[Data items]

────────

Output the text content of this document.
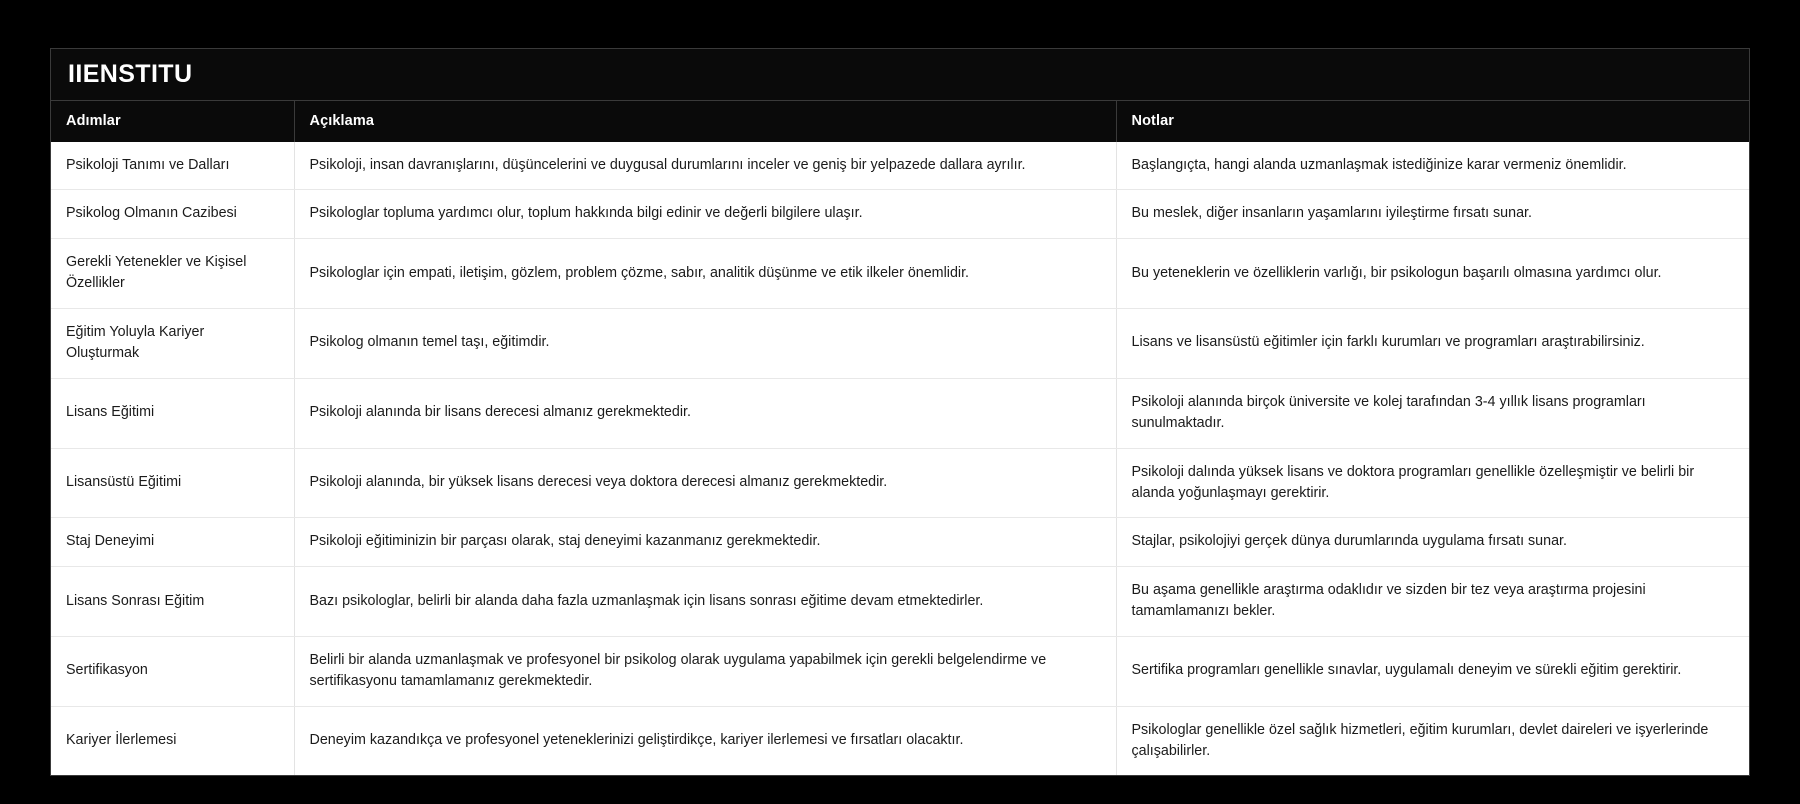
IIENSTITU
Adımlar	Açıklama	Notlar
Psikoloji Tanımı ve Dalları	Psikoloji, insan davranışlarını, düşüncelerini ve duygusal durumlarını inceler ve geniş bir yelpazede dallara ayrılır.	Başlangıçta, hangi alanda uzmanlaşmak istediğinize karar vermeniz önemlidir.
Psikolog Olmanın Cazibesi	Psikologlar topluma yardımcı olur, toplum hakkında bilgi edinir ve değerli bilgilere ulaşır.	Bu meslek, diğer insanların yaşamlarını iyileştirme fırsatı sunar.
Gerekli Yetenekler ve Kişisel Özellikler	Psikologlar için empati, iletişim, gözlem, problem çözme, sabır, analitik düşünme ve etik ilkeler önemlidir.	Bu yeteneklerin ve özelliklerin varlığı, bir psikologun başarılı olmasına yardımcı olur.
Eğitim Yoluyla Kariyer Oluşturmak	Psikolog olmanın temel taşı, eğitimdir.	Lisans ve lisansüstü eğitimler için farklı kurumları ve programları araştırabilirsiniz.
Lisans Eğitimi	Psikoloji alanında bir lisans derecesi almanız gerekmektedir.	Psikoloji alanında birçok üniversite ve kolej tarafından 3-4 yıllık lisans programları sunulmaktadır.
Lisansüstü Eğitimi	Psikoloji alanında, bir yüksek lisans derecesi veya doktora derecesi almanız gerekmektedir.	Psikoloji dalında yüksek lisans ve doktora programları genellikle özelleşmiştir ve belirli bir alanda yoğunlaşmayı gerektirir.
Staj Deneyimi	Psikoloji eğitiminizin bir parçası olarak, staj deneyimi kazanmanız gerekmektedir.	Stajlar, psikolojiyi gerçek dünya durumlarında uygulama fırsatı sunar.
Lisans Sonrası Eğitim	Bazı psikologlar, belirli bir alanda daha fazla uzmanlaşmak için lisans sonrası eğitime devam etmektedirler.	Bu aşama genellikle araştırma odaklıdır ve sizden bir tez veya araştırma projesini tamamlamanızı bekler.
Sertifikasyon	Belirli bir alanda uzmanlaşmak ve profesyonel bir psikolog olarak uygulama yapabilmek için gerekli belgelendirme ve sertifikasyonu tamamlamanız gerekmektedir.	Sertifika programları genellikle sınavlar, uygulamalı deneyim ve sürekli eğitim gerektirir.
Kariyer İlerlemesi	Deneyim kazandıkça ve profesyonel yeteneklerinizi geliştirdikçe, kariyer ilerlemesi ve fırsatları olacaktır.	Psikologlar genellikle özel sağlık hizmetleri, eğitim kurumları, devlet daireleri ve işyerlerinde çalışabilirler.
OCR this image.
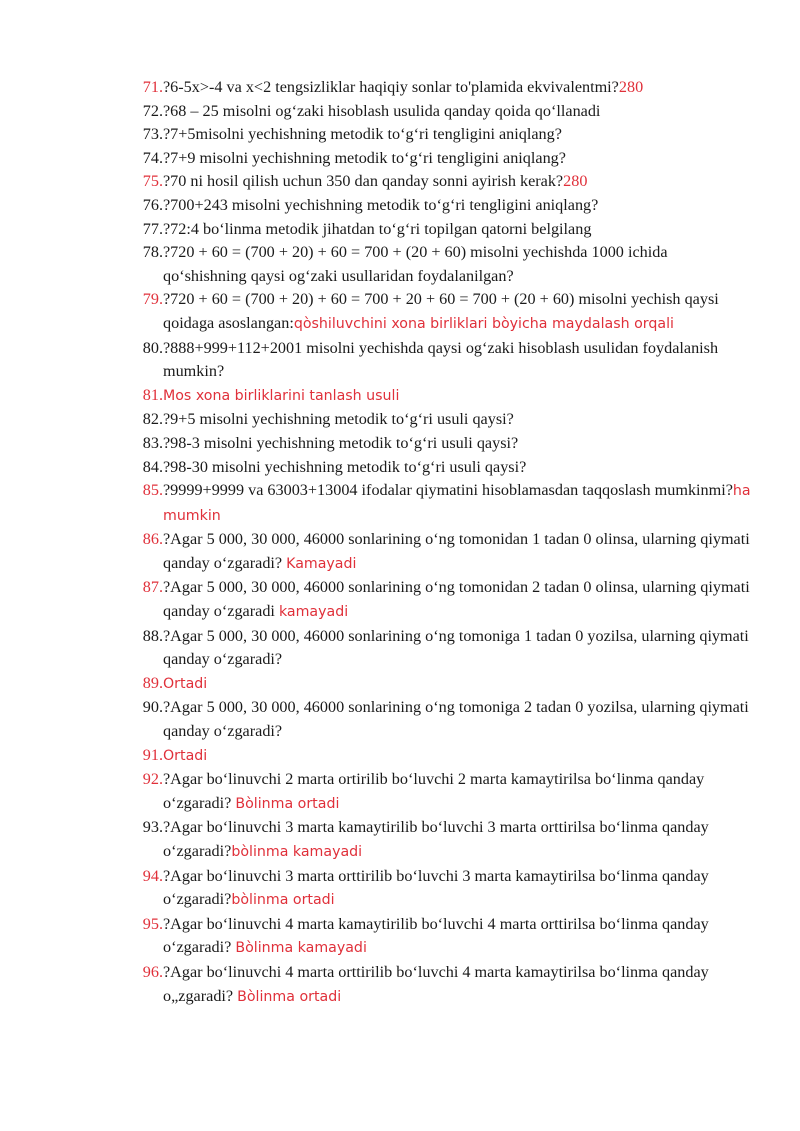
71. ?6-5x>-4 va x<2 tengsizliklar haqiqiy sonlar to'plamida ekvivalentmi?280
72. ?68 – 25 misolni og‘zaki hisoblash usulida qanday qoida qo‘llanadi
73. ?7+5misolni yechishning metodik to‘g‘ri tengligini aniqlang?
74. ?7+9 misolni yechishning metodik to‘g‘ri tengligini aniqlang?
75. ?70 ni hosil qilish uchun 350 dan qanday sonni ayirish kerak?280
76. ?700+243 misolni yechishning metodik to‘g‘ri tengligini aniqlang?
77. ?72:4 bo‘linma metodik jihatdan to‘g‘ri topilgan qatorni belgilang
78. ?720 + 60 = (700 + 20) + 60 = 700 + (20 + 60) misolni yechishda 1000 ichida qo‘shishning qaysi og‘zaki usullaridan foydalanilgan?
79. ?720 + 60 = (700 + 20) + 60 = 700 + 20 + 60 = 700 + (20 + 60) misolni yechish qaysi qoidaga asoslangan:qòshiluvchini xona birliklari bòyicha maydalash orqali
80. ?888+999+112+2001 misolni yechishda qaysi og‘zaki hisoblash usulidan foydalanish mumkin?
81. Mos xona birliklarini tanlash usuli
82. ?9+5 misolni yechishning metodik to‘g‘ri usuli qaysi?
83. ?98-3 misolni yechishning metodik to‘g‘ri usuli qaysi?
84. ?98-30 misolni yechishning metodik to‘g‘ri usuli qaysi?
85. ?9999+9999 va 63003+13004 ifodalar qiymatini hisoblamasdan taqqoslash mumkinmi?ha mumkin
86. ?Agar 5 000, 30 000, 46000 sonlarining o‘ng tomonidan 1 tadan 0 olinsa, ularning qiymati qanday o‘zgaradi? Kamayadi
87. ?Agar 5 000, 30 000, 46000 sonlarining o‘ng tomonidan 2 tadan 0 olinsa, ularning qiymati qanday o‘zgaradi kamayadi
88. ?Agar 5 000, 30 000, 46000 sonlarining o‘ng tomoniga 1 tadan 0 yozilsa, ularning qiymati qanday o‘zgaradi?
89. Ortadi
90. ?Agar 5 000, 30 000, 46000 sonlarining o‘ng tomoniga 2 tadan 0 yozilsa, ularning qiymati qanday o‘zgaradi?
91. Ortadi
92. ?Agar bo‘linuvchi 2 marta ortirilib bo‘luvchi 2 marta kamaytirilsa bo‘linma qanday o‘zgaradi? Bòlinma ortadi
93. ?Agar bo‘linuvchi 3 marta kamaytirilib bo‘luvchi 3 marta orttirilsa bo‘linma qanday o‘zgaradi?bòlinma kamayadi
94. ?Agar bo‘linuvchi 3 marta orttirilib bo‘luvchi 3 marta kamaytirilsa bo‘linma qanday o‘zgaradi?bòlinma ortadi
95. ?Agar bo‘linuvchi 4 marta kamaytirilib bo‘luvchi 4 marta orttirilsa bo‘linma qanday o‘zgaradi? Bòlinma kamayadi
96. ?Agar bo‘linuvchi 4 marta orttirilib bo‘luvchi 4 marta kamaytirilsa bo‘linma qanday o„zgaradi? Bòlinma ortadi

────────

*Your task:*
Print the complete listing exactly as it stands, without its pictures.

*Task result:*
Output the text content of this document.
IIENSTITU
Adımlar	Açıklama	Notlar
Psikoloji Tanımı ve Dalları	Psikoloji, insan davranışlarını, düşüncelerini ve duygusal durumlarını inceler ve geniş bir yelpazede dallara ayrılır.	Başlangıçta, hangi alanda uzmanlaşmak istediğinize karar vermeniz önemlidir.
Psikolog Olmanın Cazibesi	Psikologlar topluma yardımcı olur, toplum hakkında bilgi edinir ve değerli bilgilere ulaşır.	Bu meslek, diğer insanların yaşamlarını iyileştirme fırsatı sunar.
Gerekli Yetenekler ve Kişisel Özellikler	Psikologlar için empati, iletişim, gözlem, problem çözme, sabır, analitik düşünme ve etik ilkeler önemlidir.	Bu yeteneklerin ve özelliklerin varlığı, bir psikologun başarılı olmasına yardımcı olur.
Eğitim Yoluyla Kariyer Oluşturmak	Psikolog olmanın temel taşı, eğitimdir.	Lisans ve lisansüstü eğitimler için farklı kurumları ve programları araştırabilirsiniz.
Lisans Eğitimi	Psikoloji alanında bir lisans derecesi almanız gerekmektedir.	Psikoloji alanında birçok üniversite ve kolej tarafından 3-4 yıllık lisans programları sunulmaktadır.
Lisansüstü Eğitimi	Psikoloji alanında, bir yüksek lisans derecesi veya doktora derecesi almanız gerekmektedir.	Psikoloji dalında yüksek lisans ve doktora programları genellikle özelleşmiştir ve belirli bir alanda yoğunlaşmayı gerektirir.
Staj Deneyimi	Psikoloji eğitiminizin bir parçası olarak, staj deneyimi kazanmanız gerekmektedir.	Stajlar, psikolojiyi gerçek dünya durumlarında uygulama fırsatı sunar.
Lisans Sonrası Eğitim	Bazı psikologlar, belirli bir alanda daha fazla uzmanlaşmak için lisans sonrası eğitime devam etmektedirler.	Bu aşama genellikle araştırma odaklıdır ve sizden bir tez veya araştırma projesini tamamlamanızı bekler.
Sertifikasyon	Belirli bir alanda uzmanlaşmak ve profesyonel bir psikolog olarak uygulama yapabilmek için gerekli belgelendirme ve sertifikasyonu tamamlamanız gerekmektedir.	Sertifika programları genellikle sınavlar, uygulamalı deneyim ve sürekli eğitim gerektirir.
Kariyer İlerlemesi	Deneyim kazandıkça ve profesyonel yeteneklerinizi geliştirdikçe, kariyer ilerlemesi ve fırsatları olacaktır.	Psikologlar genellikle özel sağlık hizmetleri, eğitim kurumları, devlet daireleri ve işyerlerinde çalışabilirler.
OCR this image.
71. ?6-5x>-4 va x<2 tengsizliklar haqiqiy sonlar to'plamida ekvivalentmi?280
72. ?68 – 25 misolni og‘zaki hisoblash usulida qanday qoida qo‘llanadi
73. ?7+5misolni yechishning metodik to‘g‘ri tengligini aniqlang?
74. ?7+9 misolni yechishning metodik to‘g‘ri tengligini aniqlang?
75. ?70 ni hosil qilish uchun 350 dan qanday sonni ayirish kerak?280
76. ?700+243 misolni yechishning metodik to‘g‘ri tengligini aniqlang?
77. ?72:4 bo‘linma metodik jihatdan to‘g‘ri topilgan qatorni belgilang
78. ?720 + 60 = (700 + 20) + 60 = 700 + (20 + 60) misolni yechishda 1000 ichida qo‘shishning qaysi og‘zaki usullaridan foydalanilgan?
79. ?720 + 60 = (700 + 20) + 60 = 700 + 20 + 60 = 700 + (20 + 60) misolni yechish qaysi qoidaga asoslangan:qòshiluvchini xona birliklari bòyicha maydalash orqali
80. ?888+999+112+2001 misolni yechishda qaysi og‘zaki hisoblash usulidan foydalanish mumkin?
81. Mos xona birliklarini tanlash usuli
82. ?9+5 misolni yechishning metodik to‘g‘ri usuli qaysi?
83. ?98-3 misolni yechishning metodik to‘g‘ri usuli qaysi?
84. ?98-30 misolni yechishning metodik to‘g‘ri usuli qaysi?
85. ?9999+9999 va 63003+13004 ifodalar qiymatini hisoblamasdan taqqoslash mumkinmi?ha mumkin
86. ?Agar 5 000, 30 000, 46000 sonlarining o‘ng tomonidan 1 tadan 0 olinsa, ularning qiymati qanday o‘zgaradi? Kamayadi
87. ?Agar 5 000, 30 000, 46000 sonlarining o‘ng tomonidan 2 tadan 0 olinsa, ularning qiymati qanday o‘zgaradi kamayadi
88. ?Agar 5 000, 30 000, 46000 sonlarining o‘ng tomoniga 1 tadan 0 yozilsa, ularning qiymati qanday o‘zgaradi?
89. Ortadi
90. ?Agar 5 000, 30 000, 46000 sonlarining o‘ng tomoniga 2 tadan 0 yozilsa, ularning qiymati qanday o‘zgaradi?
91. Ortadi
92. ?Agar bo‘linuvchi 2 marta ortirilib bo‘luvchi 2 marta kamaytirilsa bo‘linma qanday o‘zgaradi? Bòlinma ortadi
93. ?Agar bo‘linuvchi 3 marta kamaytirilib bo‘luvchi 3 marta orttirilsa bo‘linma qanday o‘zgaradi?bòlinma kamayadi
94. ?Agar bo‘linuvchi 3 marta orttirilib bo‘luvchi 3 marta kamaytirilsa bo‘linma qanday o‘zgaradi?bòlinma ortadi
95. ?Agar bo‘linuvchi 4 marta kamaytirilib bo‘luvchi 4 marta orttirilsa bo‘linma qanday o‘zgaradi? Bòlinma kamayadi
96. ?Agar bo‘linuvchi 4 marta orttirilib bo‘luvchi 4 marta kamaytirilsa bo‘linma qanday o„zgaradi? Bòlinma ortadi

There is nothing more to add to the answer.